-- What the task requires --
Examine each line of the data. Copy those that contain the string "image".

-- Material for this exercise --
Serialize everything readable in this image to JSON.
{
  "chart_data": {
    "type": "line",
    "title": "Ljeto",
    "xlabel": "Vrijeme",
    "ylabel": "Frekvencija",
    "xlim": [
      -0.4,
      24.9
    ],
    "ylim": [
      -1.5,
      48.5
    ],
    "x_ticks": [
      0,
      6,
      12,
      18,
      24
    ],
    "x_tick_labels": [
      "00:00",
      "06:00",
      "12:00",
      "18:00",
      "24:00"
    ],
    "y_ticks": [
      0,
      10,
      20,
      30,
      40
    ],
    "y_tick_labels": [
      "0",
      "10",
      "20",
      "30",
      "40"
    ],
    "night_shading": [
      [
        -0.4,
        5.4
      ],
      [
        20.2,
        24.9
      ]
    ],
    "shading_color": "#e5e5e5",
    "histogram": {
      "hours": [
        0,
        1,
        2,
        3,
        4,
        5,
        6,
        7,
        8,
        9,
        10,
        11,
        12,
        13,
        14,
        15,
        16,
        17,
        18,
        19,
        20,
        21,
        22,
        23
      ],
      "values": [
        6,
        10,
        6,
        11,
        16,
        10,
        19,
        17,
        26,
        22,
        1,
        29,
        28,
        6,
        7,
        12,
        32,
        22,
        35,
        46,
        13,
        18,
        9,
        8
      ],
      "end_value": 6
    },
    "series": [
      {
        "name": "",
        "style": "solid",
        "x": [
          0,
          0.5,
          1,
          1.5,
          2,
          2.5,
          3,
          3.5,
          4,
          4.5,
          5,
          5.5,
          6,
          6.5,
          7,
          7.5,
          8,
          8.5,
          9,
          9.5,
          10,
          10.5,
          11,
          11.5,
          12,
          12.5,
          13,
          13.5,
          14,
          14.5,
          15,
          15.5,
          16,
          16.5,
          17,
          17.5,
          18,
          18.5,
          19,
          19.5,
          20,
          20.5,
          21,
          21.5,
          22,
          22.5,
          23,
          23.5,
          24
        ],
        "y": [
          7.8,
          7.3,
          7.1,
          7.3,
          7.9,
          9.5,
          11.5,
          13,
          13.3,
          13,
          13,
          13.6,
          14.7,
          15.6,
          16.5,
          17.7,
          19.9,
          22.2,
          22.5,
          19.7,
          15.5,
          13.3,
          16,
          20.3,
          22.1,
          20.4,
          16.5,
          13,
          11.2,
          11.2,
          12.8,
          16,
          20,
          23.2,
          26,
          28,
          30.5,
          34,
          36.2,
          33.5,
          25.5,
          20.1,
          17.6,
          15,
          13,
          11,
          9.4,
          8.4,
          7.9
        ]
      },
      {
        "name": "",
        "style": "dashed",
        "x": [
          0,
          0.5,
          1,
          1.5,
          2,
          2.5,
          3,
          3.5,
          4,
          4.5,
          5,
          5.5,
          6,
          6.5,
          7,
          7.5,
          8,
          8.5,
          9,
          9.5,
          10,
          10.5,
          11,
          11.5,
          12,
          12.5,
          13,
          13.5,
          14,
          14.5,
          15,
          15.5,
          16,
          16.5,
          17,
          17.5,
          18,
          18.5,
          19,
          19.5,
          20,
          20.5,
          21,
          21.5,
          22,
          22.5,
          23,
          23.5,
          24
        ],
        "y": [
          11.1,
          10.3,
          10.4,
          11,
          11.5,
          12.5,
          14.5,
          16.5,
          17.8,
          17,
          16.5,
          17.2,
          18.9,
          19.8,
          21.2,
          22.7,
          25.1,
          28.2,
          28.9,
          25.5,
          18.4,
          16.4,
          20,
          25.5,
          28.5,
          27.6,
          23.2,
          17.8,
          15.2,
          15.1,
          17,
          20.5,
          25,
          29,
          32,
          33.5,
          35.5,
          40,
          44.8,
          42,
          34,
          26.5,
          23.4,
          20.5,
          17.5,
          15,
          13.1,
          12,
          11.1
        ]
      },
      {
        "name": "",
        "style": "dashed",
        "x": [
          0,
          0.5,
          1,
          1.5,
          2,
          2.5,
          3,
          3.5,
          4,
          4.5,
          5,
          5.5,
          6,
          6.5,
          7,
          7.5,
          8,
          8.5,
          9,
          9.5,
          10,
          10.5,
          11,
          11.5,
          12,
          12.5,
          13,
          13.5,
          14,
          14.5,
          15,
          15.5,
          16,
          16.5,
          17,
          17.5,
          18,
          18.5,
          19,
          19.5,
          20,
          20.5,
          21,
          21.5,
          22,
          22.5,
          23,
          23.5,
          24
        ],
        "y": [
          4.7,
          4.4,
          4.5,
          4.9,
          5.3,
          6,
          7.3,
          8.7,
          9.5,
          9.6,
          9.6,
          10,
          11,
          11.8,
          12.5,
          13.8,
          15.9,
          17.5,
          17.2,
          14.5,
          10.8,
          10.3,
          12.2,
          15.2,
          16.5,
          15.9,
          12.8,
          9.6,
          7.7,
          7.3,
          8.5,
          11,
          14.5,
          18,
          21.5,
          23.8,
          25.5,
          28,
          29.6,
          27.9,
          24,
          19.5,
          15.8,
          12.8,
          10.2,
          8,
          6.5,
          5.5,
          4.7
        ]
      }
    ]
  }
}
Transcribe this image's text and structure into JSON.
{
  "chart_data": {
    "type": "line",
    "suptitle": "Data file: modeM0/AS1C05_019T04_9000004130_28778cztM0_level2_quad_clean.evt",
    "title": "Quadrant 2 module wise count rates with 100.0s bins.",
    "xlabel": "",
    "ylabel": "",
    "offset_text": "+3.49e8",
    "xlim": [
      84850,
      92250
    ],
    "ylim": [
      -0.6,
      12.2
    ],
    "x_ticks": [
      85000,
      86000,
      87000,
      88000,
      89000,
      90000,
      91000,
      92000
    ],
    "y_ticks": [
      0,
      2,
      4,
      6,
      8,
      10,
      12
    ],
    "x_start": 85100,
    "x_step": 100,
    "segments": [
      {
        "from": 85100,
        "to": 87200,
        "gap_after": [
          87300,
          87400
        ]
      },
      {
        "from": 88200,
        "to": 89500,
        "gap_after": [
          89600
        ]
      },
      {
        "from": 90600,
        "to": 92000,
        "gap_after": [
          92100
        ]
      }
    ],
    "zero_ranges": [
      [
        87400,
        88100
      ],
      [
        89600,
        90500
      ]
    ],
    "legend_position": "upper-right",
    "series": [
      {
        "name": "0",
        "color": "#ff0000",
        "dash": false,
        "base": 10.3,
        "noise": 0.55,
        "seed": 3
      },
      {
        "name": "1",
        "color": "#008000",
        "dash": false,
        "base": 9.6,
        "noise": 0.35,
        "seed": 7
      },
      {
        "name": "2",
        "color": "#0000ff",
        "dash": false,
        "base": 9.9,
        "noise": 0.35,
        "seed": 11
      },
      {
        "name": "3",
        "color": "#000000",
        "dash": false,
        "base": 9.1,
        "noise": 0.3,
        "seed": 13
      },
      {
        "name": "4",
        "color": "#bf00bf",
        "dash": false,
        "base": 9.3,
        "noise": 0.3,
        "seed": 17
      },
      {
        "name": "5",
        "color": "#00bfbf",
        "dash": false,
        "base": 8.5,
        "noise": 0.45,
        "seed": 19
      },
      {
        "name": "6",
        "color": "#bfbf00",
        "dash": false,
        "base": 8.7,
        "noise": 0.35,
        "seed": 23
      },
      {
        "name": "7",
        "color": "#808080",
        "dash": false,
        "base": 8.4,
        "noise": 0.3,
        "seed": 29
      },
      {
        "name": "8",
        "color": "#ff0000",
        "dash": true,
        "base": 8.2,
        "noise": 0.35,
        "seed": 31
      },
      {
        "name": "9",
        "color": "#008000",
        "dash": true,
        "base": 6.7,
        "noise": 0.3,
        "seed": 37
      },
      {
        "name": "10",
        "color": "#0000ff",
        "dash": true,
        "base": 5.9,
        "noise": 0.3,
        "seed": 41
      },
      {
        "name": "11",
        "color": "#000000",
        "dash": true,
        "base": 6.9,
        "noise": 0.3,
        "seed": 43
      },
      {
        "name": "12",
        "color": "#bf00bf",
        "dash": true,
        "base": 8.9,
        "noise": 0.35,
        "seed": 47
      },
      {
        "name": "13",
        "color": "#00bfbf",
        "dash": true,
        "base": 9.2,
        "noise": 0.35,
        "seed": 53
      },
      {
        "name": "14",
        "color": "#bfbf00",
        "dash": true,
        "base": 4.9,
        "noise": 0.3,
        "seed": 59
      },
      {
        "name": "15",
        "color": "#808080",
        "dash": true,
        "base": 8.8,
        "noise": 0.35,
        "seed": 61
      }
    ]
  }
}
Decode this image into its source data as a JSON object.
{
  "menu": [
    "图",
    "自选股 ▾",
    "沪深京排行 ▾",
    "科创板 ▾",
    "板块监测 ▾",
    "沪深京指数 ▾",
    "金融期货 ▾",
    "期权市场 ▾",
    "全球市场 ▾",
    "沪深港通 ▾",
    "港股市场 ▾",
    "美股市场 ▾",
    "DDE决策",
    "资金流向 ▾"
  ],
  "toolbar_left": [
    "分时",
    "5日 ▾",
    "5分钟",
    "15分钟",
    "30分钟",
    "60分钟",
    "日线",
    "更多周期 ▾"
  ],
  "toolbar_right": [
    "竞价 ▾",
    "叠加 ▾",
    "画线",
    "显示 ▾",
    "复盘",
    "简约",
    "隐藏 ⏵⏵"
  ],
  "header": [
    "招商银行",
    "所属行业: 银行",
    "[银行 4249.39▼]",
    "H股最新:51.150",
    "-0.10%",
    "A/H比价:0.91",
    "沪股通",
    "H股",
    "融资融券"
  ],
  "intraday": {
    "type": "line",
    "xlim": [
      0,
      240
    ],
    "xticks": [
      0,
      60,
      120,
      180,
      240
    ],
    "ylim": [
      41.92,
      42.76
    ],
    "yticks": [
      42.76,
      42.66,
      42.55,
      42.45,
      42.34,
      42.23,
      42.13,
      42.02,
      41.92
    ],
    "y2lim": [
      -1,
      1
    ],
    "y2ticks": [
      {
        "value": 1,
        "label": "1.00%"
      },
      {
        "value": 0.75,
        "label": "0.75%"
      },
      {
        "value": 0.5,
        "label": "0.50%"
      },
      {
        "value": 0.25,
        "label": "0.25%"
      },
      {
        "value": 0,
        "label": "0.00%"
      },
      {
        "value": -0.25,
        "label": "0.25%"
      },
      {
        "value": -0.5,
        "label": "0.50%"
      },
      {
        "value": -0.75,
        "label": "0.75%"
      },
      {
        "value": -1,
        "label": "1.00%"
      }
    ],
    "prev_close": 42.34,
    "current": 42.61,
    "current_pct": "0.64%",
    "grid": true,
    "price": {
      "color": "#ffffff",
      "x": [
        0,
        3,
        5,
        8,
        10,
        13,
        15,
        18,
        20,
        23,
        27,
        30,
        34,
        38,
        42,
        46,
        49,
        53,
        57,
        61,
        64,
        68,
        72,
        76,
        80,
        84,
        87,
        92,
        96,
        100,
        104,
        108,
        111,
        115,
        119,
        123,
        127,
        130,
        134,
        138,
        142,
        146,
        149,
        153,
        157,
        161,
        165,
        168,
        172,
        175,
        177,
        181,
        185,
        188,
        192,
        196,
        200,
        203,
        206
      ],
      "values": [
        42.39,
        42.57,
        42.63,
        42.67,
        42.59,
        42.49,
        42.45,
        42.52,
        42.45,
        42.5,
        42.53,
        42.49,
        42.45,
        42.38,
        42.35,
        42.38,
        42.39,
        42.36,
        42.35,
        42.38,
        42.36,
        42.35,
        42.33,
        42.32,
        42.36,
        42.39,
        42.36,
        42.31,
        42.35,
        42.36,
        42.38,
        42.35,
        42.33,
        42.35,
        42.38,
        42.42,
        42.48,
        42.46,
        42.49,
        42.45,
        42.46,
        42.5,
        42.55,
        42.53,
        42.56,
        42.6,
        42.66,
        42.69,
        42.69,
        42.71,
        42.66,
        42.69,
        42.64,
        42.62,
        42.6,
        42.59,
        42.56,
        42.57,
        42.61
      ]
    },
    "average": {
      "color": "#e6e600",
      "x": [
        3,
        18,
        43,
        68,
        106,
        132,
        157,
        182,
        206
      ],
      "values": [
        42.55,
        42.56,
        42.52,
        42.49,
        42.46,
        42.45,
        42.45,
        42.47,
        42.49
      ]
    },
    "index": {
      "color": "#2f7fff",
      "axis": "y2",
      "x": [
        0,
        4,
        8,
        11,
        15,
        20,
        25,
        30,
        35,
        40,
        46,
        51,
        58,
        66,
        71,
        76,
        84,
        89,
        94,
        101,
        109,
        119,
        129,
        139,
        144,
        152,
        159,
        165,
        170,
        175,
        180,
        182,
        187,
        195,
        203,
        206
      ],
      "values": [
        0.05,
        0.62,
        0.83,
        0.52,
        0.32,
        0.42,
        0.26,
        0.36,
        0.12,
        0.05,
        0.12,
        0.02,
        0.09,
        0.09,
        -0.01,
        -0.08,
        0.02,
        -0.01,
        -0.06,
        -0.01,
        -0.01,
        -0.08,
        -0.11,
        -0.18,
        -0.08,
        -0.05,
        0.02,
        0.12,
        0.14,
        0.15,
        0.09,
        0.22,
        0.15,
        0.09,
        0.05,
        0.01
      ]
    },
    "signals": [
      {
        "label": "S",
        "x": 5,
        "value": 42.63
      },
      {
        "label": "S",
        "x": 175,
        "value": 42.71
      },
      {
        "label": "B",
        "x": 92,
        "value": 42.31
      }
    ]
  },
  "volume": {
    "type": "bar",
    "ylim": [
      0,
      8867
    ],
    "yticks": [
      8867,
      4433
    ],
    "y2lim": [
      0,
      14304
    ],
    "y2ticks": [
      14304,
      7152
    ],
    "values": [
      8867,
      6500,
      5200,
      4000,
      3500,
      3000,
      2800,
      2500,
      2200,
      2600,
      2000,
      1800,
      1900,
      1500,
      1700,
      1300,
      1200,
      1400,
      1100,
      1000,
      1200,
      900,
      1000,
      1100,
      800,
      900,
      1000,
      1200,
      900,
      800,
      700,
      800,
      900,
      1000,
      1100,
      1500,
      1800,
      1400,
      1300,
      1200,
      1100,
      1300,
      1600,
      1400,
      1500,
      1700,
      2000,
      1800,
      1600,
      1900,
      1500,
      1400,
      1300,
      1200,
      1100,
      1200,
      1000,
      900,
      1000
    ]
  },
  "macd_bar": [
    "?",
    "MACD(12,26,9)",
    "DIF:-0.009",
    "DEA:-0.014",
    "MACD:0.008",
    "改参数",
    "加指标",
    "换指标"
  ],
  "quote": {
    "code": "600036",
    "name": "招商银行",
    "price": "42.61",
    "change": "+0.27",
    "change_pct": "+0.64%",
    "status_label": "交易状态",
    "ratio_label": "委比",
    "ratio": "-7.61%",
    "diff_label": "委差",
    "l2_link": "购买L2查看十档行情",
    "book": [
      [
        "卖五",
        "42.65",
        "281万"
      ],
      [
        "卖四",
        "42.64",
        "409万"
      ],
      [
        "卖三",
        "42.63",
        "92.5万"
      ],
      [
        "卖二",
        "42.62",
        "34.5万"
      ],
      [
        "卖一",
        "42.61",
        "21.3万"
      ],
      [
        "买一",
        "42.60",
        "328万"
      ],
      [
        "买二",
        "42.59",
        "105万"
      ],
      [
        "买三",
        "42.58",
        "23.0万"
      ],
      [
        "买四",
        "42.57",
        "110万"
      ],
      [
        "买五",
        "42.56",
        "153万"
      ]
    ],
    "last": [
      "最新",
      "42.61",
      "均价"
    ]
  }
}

-- Output for this task --
Serialize everything readable in this image to JSON.
Transcribe this image's text and structure into JSON.
Decode this image into its source data as a JSON object.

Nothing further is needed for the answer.